Collected data entries:
* START *

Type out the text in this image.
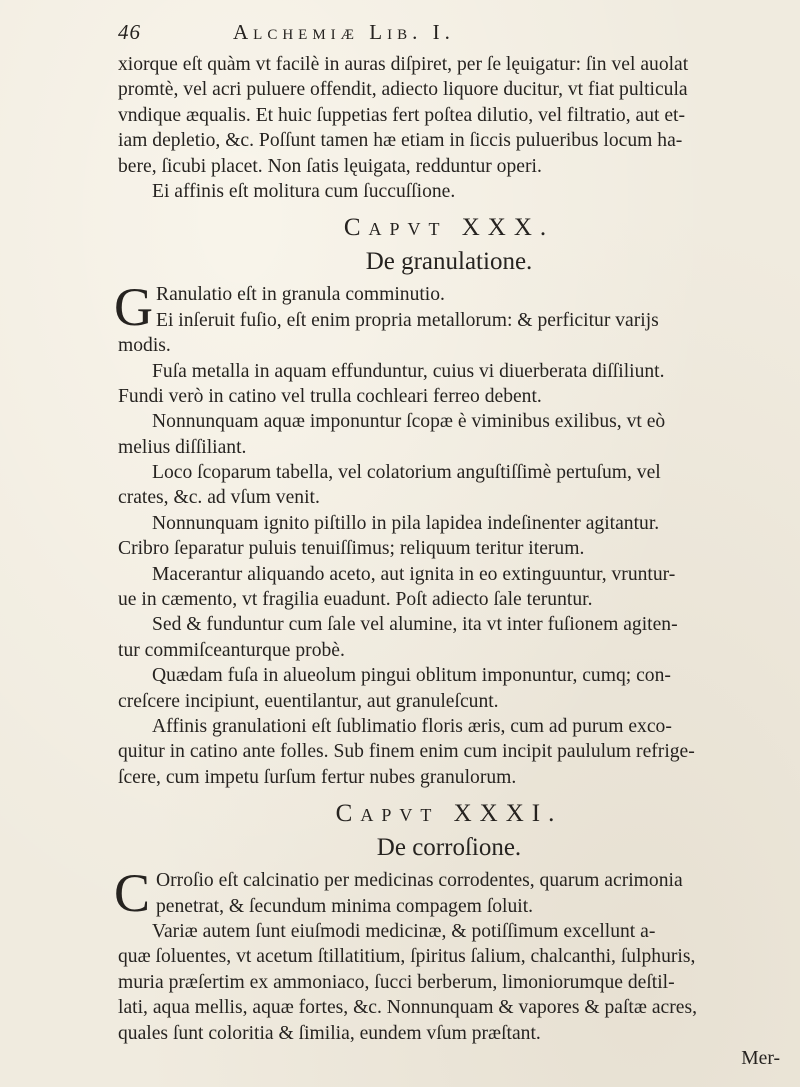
46	Alchemiæ Lib. I.
xiorque eſt quàm vt facilè in auras diſpiret, per ſe lęuigatur: ſin vel auolat
promtè, vel acri puluere offendit, adiecto liquore ducitur, vt fiat pulticula
vndique æqualis. Et huic ſuppetias fert poſtea dilutio, vel filtratio, aut et-
iam depletio, &c. Poſſunt tamen hæ etiam in ſiccis pulueribus locum ha-
bere, ſicubi placet. Non ſatis lęuigata, redduntur operi.
Ei affinis eſt molitura cum ſuccuſſione.
Capvt XXX.
De granulatione.
G Ranulatio eſt in granula comminutio.
Ei inſeruit fuſio, eſt enim propria metallorum: & perficitur varijs
modis.
Fuſa metalla in aquam effunduntur, cuius vi diuerberata diſſiliunt.
Fundi verò in catino vel trulla cochleari ferreo debent.
Nonnunquam aquæ imponuntur ſcopæ è viminibus exilibus, vt eò
melius diſſiliant.
Loco ſcoparum tabella, vel colatorium anguſtiſſimè pertuſum, vel
crates, &c. ad vſum venit.
Nonnunquam ignito piſtillo in pila lapidea indeſinenter agitantur.
Cribro ſeparatur puluis tenuiſſimus; reliquum teritur iterum.
Macerantur aliquando aceto, aut ignita in eo extinguuntur, vruntur-
ue in cæmento, vt fragilia euadunt. Poſt adiecto ſale teruntur.
Sed & funduntur cum ſale vel alumine, ita vt inter fuſionem agiten-
tur commiſceanturque probè.
Quædam fuſa in alueolum pingui oblitum imponuntur, cumq; con-
creſcere incipiunt, euentilantur, aut granuleſcunt.
Affinis granulationi eſt ſublimatio floris æris, cum ad purum exco-
quitur in catino ante folles. Sub finem enim cum incipit paululum refrige-
ſcere, cum impetu ſurſum fertur nubes granulorum.
Capvt XXXI.
De corroſione.
C Orroſio eſt calcinatio per medicinas corrodentes, quarum acrimonia
penetrat, & ſecundum minima compagem ſoluit.
Variæ autem ſunt eiuſmodi medicinæ, & potiſſimum excellunt a-
quæ ſoluentes, vt acetum ſtillatitium, ſpiritus ſalium, chalcanthi, ſulphuris,
muria præſertim ex ammoniaco, ſucci berberum, limoniorumque deſtil-
lati, aqua mellis, aquæ fortes, &c. Nonnunquam & vapores & paſtæ acres,
quales ſunt coloritia & ſimilia, eundem vſum præſtant.
Mer-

* END *

Count every line of the records that holds the string "enim". Write only the total.

■ **Solution for this problem**
2